> _PROMPT_
Here are some records. Copy each one exactly.

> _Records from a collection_
========================================

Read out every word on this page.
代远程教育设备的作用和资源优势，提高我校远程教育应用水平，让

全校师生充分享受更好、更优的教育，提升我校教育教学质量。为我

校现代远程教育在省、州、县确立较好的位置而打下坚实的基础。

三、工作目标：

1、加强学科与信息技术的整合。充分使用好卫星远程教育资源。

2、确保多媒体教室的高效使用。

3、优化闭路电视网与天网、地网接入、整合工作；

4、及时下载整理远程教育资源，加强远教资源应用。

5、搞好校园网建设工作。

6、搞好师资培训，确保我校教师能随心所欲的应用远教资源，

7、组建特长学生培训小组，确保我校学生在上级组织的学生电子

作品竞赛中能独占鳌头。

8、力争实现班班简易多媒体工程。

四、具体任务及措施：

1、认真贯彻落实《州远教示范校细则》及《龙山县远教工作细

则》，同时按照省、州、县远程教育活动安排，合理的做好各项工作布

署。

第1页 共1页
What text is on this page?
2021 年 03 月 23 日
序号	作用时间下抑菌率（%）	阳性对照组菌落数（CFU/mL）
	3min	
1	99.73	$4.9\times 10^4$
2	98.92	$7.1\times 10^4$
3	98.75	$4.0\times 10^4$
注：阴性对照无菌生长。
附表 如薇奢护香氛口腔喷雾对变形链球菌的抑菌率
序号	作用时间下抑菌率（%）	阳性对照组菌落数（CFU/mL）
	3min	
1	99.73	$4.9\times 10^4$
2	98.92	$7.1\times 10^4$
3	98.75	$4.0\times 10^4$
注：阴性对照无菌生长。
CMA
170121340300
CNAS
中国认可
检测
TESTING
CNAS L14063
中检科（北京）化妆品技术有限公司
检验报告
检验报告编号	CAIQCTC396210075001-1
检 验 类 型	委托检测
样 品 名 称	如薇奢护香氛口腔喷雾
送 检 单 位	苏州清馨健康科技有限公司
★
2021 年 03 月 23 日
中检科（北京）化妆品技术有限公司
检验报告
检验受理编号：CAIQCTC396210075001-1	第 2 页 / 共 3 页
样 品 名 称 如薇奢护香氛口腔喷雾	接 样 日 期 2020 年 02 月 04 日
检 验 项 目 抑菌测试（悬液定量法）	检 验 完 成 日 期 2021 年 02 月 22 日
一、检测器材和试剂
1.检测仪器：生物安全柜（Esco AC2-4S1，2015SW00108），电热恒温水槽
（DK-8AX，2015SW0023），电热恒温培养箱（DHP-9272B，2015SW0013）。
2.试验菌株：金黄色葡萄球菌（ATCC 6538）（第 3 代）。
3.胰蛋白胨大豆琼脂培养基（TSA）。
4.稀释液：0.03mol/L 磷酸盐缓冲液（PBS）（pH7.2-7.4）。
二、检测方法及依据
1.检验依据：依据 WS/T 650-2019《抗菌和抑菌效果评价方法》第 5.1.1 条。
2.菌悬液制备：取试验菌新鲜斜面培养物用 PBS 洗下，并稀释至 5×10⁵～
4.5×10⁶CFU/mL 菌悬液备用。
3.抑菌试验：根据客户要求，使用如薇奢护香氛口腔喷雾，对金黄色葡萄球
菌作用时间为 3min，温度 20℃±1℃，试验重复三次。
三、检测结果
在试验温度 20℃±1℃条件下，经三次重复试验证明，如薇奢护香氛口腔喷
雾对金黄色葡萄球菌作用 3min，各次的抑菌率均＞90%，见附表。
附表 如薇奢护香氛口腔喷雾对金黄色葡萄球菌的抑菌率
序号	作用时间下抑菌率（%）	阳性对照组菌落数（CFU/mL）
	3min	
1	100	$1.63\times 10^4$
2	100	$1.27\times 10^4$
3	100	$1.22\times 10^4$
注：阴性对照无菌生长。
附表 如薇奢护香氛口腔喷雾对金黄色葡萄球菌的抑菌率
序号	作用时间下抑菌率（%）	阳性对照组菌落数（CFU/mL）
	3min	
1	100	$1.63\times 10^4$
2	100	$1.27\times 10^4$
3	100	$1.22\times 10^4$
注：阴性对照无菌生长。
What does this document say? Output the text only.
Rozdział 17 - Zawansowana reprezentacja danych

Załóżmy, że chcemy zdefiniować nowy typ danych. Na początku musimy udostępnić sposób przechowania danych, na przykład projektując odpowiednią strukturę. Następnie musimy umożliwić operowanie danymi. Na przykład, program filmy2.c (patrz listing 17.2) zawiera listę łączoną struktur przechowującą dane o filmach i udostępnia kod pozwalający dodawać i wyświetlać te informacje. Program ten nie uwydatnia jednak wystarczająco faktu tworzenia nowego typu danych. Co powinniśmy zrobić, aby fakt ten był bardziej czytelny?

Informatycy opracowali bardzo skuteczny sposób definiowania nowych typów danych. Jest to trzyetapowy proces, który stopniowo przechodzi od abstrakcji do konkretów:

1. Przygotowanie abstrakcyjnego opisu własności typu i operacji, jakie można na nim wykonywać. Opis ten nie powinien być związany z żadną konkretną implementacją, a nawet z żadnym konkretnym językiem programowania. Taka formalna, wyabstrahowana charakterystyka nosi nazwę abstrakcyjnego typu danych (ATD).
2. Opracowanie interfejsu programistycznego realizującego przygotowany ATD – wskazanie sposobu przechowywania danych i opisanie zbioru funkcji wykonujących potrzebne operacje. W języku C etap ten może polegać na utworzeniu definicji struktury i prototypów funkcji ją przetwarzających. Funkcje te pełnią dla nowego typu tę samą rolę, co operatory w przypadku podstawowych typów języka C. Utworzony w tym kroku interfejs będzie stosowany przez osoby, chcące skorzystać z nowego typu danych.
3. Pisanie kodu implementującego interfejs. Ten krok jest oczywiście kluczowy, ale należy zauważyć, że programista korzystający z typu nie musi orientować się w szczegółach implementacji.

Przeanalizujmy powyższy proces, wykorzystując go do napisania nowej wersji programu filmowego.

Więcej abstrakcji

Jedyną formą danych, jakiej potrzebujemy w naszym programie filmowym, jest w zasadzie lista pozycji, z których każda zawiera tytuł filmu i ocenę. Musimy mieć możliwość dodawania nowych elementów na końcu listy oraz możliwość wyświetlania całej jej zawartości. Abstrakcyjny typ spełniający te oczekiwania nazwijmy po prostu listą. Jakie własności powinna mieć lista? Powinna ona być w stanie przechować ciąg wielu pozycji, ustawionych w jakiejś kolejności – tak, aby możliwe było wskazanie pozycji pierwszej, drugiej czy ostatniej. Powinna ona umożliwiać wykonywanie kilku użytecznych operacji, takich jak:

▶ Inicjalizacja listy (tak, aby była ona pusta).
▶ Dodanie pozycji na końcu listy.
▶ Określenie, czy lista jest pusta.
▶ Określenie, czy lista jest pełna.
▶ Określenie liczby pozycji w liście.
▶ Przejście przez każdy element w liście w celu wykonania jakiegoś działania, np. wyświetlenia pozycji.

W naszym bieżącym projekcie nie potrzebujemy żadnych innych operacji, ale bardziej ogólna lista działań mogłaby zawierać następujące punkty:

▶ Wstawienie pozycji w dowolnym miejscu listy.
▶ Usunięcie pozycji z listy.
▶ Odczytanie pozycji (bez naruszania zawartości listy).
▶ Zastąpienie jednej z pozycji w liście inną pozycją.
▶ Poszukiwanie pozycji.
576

========================================

> _FULL OUTPUT_
Read out every word on this page.
代远程教育设备的作用和资源优势，提高我校远程教育应用水平，让

全校师生充分享受更好、更优的教育，提升我校教育教学质量。为我

校现代远程教育在省、州、县确立较好的位置而打下坚实的基础。

三、工作目标：

1、加强学科与信息技术的整合。充分使用好卫星远程教育资源。

2、确保多媒体教室的高效使用。

3、优化闭路电视网与天网、地网接入、整合工作；

4、及时下载整理远程教育资源，加强远教资源应用。

5、搞好校园网建设工作。

6、搞好师资培训，确保我校教师能随心所欲的应用远教资源，

7、组建特长学生培训小组，确保我校学生在上级组织的学生电子

作品竞赛中能独占鳌头。

8、力争实现班班简易多媒体工程。

四、具体任务及措施：

1、认真贯彻落实《州远教示范校细则》及《龙山县远教工作细

则》，同时按照省、州、县远程教育活动安排，合理的做好各项工作布

署。

第1页 共1页
What text is on this page?
2021 年 03 月 23 日
序号	作用时间下抑菌率（%）	阳性对照组菌落数（CFU/mL）
	3min	
1	99.73	$4.9\times 10^4$
2	98.92	$7.1\times 10^4$
3	98.75	$4.0\times 10^4$
注：阴性对照无菌生长。
附表 如薇奢护香氛口腔喷雾对变形链球菌的抑菌率
序号	作用时间下抑菌率（%）	阳性对照组菌落数（CFU/mL）
	3min	
1	99.73	$4.9\times 10^4$
2	98.92	$7.1\times 10^4$
3	98.75	$4.0\times 10^4$
注：阴性对照无菌生长。
CMA
170121340300
CNAS
中国认可
检测
TESTING
CNAS L14063
中检科（北京）化妆品技术有限公司
检验报告
检验报告编号	CAIQCTC396210075001-1
检 验 类 型	委托检测
样 品 名 称	如薇奢护香氛口腔喷雾
送 检 单 位	苏州清馨健康科技有限公司
★
2021 年 03 月 23 日
中检科（北京）化妆品技术有限公司
检验报告
检验受理编号：CAIQCTC396210075001-1	第 2 页 / 共 3 页
样 品 名 称 如薇奢护香氛口腔喷雾	接 样 日 期 2020 年 02 月 04 日
检 验 项 目 抑菌测试（悬液定量法）	检 验 完 成 日 期 2021 年 02 月 22 日
一、检测器材和试剂
1.检测仪器：生物安全柜（Esco AC2-4S1，2015SW00108），电热恒温水槽
（DK-8AX，2015SW0023），电热恒温培养箱（DHP-9272B，2015SW0013）。
2.试验菌株：金黄色葡萄球菌（ATCC 6538）（第 3 代）。
3.胰蛋白胨大豆琼脂培养基（TSA）。
4.稀释液：0.03mol/L 磷酸盐缓冲液（PBS）（pH7.2-7.4）。
二、检测方法及依据
1.检验依据：依据 WS/T 650-2019《抗菌和抑菌效果评价方法》第 5.1.1 条。
2.菌悬液制备：取试验菌新鲜斜面培养物用 PBS 洗下，并稀释至 5×10⁵～
4.5×10⁶CFU/mL 菌悬液备用。
3.抑菌试验：根据客户要求，使用如薇奢护香氛口腔喷雾，对金黄色葡萄球
菌作用时间为 3min，温度 20℃±1℃，试验重复三次。
三、检测结果
在试验温度 20℃±1℃条件下，经三次重复试验证明，如薇奢护香氛口腔喷
雾对金黄色葡萄球菌作用 3min，各次的抑菌率均＞90%，见附表。
附表 如薇奢护香氛口腔喷雾对金黄色葡萄球菌的抑菌率
序号	作用时间下抑菌率（%）	阳性对照组菌落数（CFU/mL）
	3min	
1	100	$1.63\times 10^4$
2	100	$1.27\times 10^4$
3	100	$1.22\times 10^4$
注：阴性对照无菌生长。
附表 如薇奢护香氛口腔喷雾对金黄色葡萄球菌的抑菌率
序号	作用时间下抑菌率（%）	阳性对照组菌落数（CFU/mL）
	3min	
1	100	$1.63\times 10^4$
2	100	$1.27\times 10^4$
3	100	$1.22\times 10^4$
注：阴性对照无菌生长。
What does this document say? Output the text only.
Rozdział 17 - Zawansowana reprezentacja danych

Załóżmy, że chcemy zdefiniować nowy typ danych. Na początku musimy udostępnić sposób przechowania danych, na przykład projektując odpowiednią strukturę. Następnie musimy umożliwić operowanie danymi. Na przykład, program filmy2.c (patrz listing 17.2) zawiera listę łączoną struktur przechowującą dane o filmach i udostępnia kod pozwalający dodawać i wyświetlać te informacje. Program ten nie uwydatnia jednak wystarczająco faktu tworzenia nowego typu danych. Co powinniśmy zrobić, aby fakt ten był bardziej czytelny?

Informatycy opracowali bardzo skuteczny sposób definiowania nowych typów danych. Jest to trzyetapowy proces, który stopniowo przechodzi od abstrakcji do konkretów:

1. Przygotowanie abstrakcyjnego opisu własności typu i operacji, jakie można na nim wykonywać. Opis ten nie powinien być związany z żadną konkretną implementacją, a nawet z żadnym konkretnym językiem programowania. Taka formalna, wyabstrahowana charakterystyka nosi nazwę abstrakcyjnego typu danych (ATD).
2. Opracowanie interfejsu programistycznego realizującego przygotowany ATD – wskazanie sposobu przechowywania danych i opisanie zbioru funkcji wykonujących potrzebne operacje. W języku C etap ten może polegać na utworzeniu definicji struktury i prototypów funkcji ją przetwarzających. Funkcje te pełnią dla nowego typu tę samą rolę, co operatory w przypadku podstawowych typów języka C. Utworzony w tym kroku interfejs będzie stosowany przez osoby, chcące skorzystać z nowego typu danych.
3. Pisanie kodu implementującego interfejs. Ten krok jest oczywiście kluczowy, ale należy zauważyć, że programista korzystający z typu nie musi orientować się w szczegółach implementacji.

Przeanalizujmy powyższy proces, wykorzystując go do napisania nowej wersji programu filmowego.

Więcej abstrakcji

Jedyną formą danych, jakiej potrzebujemy w naszym programie filmowym, jest w zasadzie lista pozycji, z których każda zawiera tytuł filmu i ocenę. Musimy mieć możliwość dodawania nowych elementów na końcu listy oraz możliwość wyświetlania całej jej zawartości. Abstrakcyjny typ spełniający te oczekiwania nazwijmy po prostu listą. Jakie własności powinna mieć lista? Powinna ona być w stanie przechować ciąg wielu pozycji, ustawionych w jakiejś kolejności – tak, aby możliwe było wskazanie pozycji pierwszej, drugiej czy ostatniej. Powinna ona umożliwiać wykonywanie kilku użytecznych operacji, takich jak:

▶ Inicjalizacja listy (tak, aby była ona pusta).
▶ Dodanie pozycji na końcu listy.
▶ Określenie, czy lista jest pusta.
▶ Określenie, czy lista jest pełna.
▶ Określenie liczby pozycji w liście.
▶ Przejście przez każdy element w liście w celu wykonania jakiegoś działania, np. wyświetlenia pozycji.

W naszym bieżącym projekcie nie potrzebujemy żadnych innych operacji, ale bardziej ogólna lista działań mogłaby zawierać następujące punkty:

▶ Wstawienie pozycji w dowolnym miejscu listy.
▶ Usunięcie pozycji z listy.
▶ Odczytanie pozycji (bez naruszania zawartości listy).
▶ Zastąpienie jednej z pozycji w liście inną pozycją.
▶ Poszukiwanie pozycji.
576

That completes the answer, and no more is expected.